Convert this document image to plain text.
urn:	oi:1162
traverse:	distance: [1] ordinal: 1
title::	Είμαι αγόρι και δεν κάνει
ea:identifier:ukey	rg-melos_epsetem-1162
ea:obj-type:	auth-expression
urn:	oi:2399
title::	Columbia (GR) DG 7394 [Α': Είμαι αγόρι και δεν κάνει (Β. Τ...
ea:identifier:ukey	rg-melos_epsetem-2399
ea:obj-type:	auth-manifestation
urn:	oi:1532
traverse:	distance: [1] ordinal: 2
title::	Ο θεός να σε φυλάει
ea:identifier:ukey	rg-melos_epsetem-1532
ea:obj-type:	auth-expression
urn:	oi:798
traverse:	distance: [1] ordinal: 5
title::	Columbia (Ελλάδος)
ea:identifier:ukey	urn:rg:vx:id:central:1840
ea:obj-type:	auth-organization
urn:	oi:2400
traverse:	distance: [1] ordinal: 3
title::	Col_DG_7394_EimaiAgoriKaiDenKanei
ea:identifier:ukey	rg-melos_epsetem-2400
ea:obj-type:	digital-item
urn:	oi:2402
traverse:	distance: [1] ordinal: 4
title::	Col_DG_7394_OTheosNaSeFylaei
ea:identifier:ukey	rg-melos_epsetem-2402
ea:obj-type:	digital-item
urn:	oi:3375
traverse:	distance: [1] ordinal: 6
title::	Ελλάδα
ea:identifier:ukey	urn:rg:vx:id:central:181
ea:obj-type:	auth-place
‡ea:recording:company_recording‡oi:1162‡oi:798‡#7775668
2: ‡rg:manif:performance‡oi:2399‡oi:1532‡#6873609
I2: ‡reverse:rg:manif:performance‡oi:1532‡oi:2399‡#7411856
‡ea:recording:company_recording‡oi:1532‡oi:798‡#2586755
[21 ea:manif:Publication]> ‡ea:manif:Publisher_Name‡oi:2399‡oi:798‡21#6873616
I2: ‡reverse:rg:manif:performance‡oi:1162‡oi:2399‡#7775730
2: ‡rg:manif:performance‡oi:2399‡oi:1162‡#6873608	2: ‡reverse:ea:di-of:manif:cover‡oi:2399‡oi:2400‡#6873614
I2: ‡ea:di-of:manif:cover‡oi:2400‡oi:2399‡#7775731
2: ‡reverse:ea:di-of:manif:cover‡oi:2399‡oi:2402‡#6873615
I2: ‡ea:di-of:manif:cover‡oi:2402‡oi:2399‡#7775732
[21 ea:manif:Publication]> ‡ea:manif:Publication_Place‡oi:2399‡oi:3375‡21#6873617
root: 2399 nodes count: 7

→ **Problem**
Every record above must be duplicated exactly.

→ **Solution for this problem**
Convert this document image to plain text.
urn:	oi:1162
traverse:	distance: [1] ordinal: 1
title::	Είμαι αγόρι και δεν κάνει
ea:identifier:ukey	rg-melos_epsetem-1162
ea:obj-type:	auth-expression
urn:	oi:2399
title::	Columbia (GR) DG 7394 [Α': Είμαι αγόρι και δεν κάνει (Β. Τ...
ea:identifier:ukey	rg-melos_epsetem-2399
ea:obj-type:	auth-manifestation
urn:	oi:1532
traverse:	distance: [1] ordinal: 2
title::	Ο θεός να σε φυλάει
ea:identifier:ukey	rg-melos_epsetem-1532
ea:obj-type:	auth-expression
urn:	oi:798
traverse:	distance: [1] ordinal: 5
title::	Columbia (Ελλάδος)
ea:identifier:ukey	urn:rg:vx:id:central:1840
ea:obj-type:	auth-organization
urn:	oi:2400
traverse:	distance: [1] ordinal: 3
title::	Col_DG_7394_EimaiAgoriKaiDenKanei
ea:identifier:ukey	rg-melos_epsetem-2400
ea:obj-type:	digital-item
urn:	oi:2402
traverse:	distance: [1] ordinal: 4
title::	Col_DG_7394_OTheosNaSeFylaei
ea:identifier:ukey	rg-melos_epsetem-2402
ea:obj-type:	digital-item
urn:	oi:3375
traverse:	distance: [1] ordinal: 6
title::	Ελλάδα
ea:identifier:ukey	urn:rg:vx:id:central:181
ea:obj-type:	auth-place
‡ea:recording:company_recording‡oi:1162‡oi:798‡#7775668
2: ‡rg:manif:performance‡oi:2399‡oi:1532‡#6873609
I2: ‡reverse:rg:manif:performance‡oi:1532‡oi:2399‡#7411856
‡ea:recording:company_recording‡oi:1532‡oi:798‡#2586755
[21 ea:manif:Publication]> ‡ea:manif:Publisher_Name‡oi:2399‡oi:798‡21#6873616
I2: ‡reverse:rg:manif:performance‡oi:1162‡oi:2399‡#7775730
2: ‡rg:manif:performance‡oi:2399‡oi:1162‡#6873608	2: ‡reverse:ea:di-of:manif:cover‡oi:2399‡oi:2400‡#6873614
I2: ‡ea:di-of:manif:cover‡oi:2400‡oi:2399‡#7775731
2: ‡reverse:ea:di-of:manif:cover‡oi:2399‡oi:2402‡#6873615
I2: ‡ea:di-of:manif:cover‡oi:2402‡oi:2399‡#7775732
[21 ea:manif:Publication]> ‡ea:manif:Publication_Place‡oi:2399‡oi:3375‡21#6873617
root: 2399 nodes count: 7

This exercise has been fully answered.